Exercise requirements: Leave out the pictures and repeat the data exactly.
##### Source material #####
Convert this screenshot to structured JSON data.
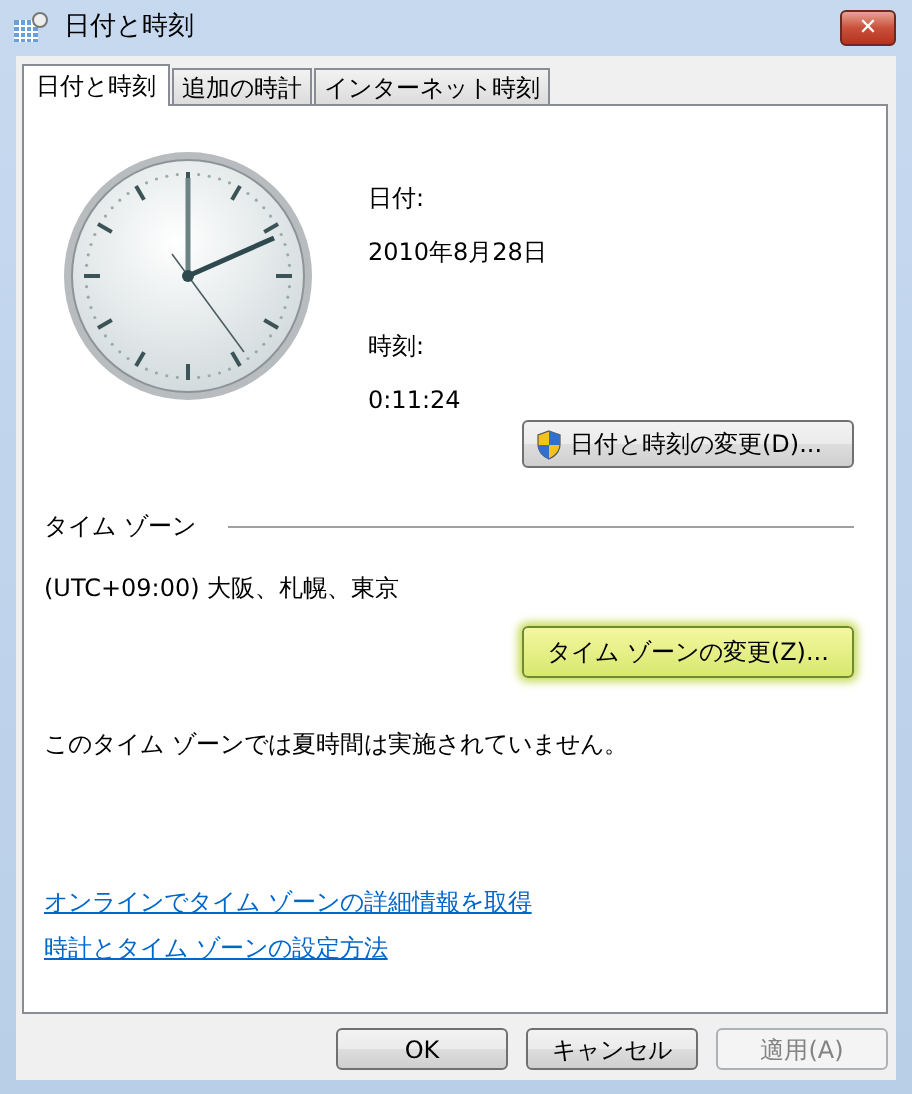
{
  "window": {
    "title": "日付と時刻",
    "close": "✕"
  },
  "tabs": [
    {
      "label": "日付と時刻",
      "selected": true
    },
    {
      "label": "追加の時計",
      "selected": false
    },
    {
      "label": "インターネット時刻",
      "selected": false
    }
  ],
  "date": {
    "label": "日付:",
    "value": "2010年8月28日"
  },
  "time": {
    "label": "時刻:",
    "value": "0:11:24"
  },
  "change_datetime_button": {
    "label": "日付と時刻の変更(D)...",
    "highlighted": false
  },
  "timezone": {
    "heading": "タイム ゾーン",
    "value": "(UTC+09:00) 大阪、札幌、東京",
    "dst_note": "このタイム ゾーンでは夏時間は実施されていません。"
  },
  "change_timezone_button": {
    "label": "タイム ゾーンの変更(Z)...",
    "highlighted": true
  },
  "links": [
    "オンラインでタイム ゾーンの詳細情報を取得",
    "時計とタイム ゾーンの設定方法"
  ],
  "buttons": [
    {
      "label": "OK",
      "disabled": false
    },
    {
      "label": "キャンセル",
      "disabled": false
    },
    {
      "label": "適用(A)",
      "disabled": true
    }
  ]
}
#####
The completed task:
Convert this screenshot to structured JSON data.
{
  "window": {
    "title": "日付と時刻",
    "close": "✕"
  },
  "tabs": [
    {
      "label": "日付と時刻",
      "selected": true
    },
    {
      "label": "追加の時計",
      "selected": false
    },
    {
      "label": "インターネット時刻",
      "selected": false
    }
  ],
  "date": {
    "label": "日付:",
    "value": "2010年8月28日"
  },
  "time": {
    "label": "時刻:",
    "value": "0:11:24"
  },
  "change_datetime_button": {
    "label": "日付と時刻の変更(D)...",
    "highlighted": false
  },
  "timezone": {
    "heading": "タイム ゾーン",
    "value": "(UTC+09:00) 大阪、札幌、東京",
    "dst_note": "このタイム ゾーンでは夏時間は実施されていません。"
  },
  "change_timezone_button": {
    "label": "タイム ゾーンの変更(Z)...",
    "highlighted": true
  },
  "links": [
    "オンラインでタイム ゾーンの詳細情報を取得",
    "時計とタイム ゾーンの設定方法"
  ],
  "buttons": [
    {
      "label": "OK",
      "disabled": false
    },
    {
      "label": "キャンセル",
      "disabled": false
    },
    {
      "label": "適用(A)",
      "disabled": true
    }
  ]
}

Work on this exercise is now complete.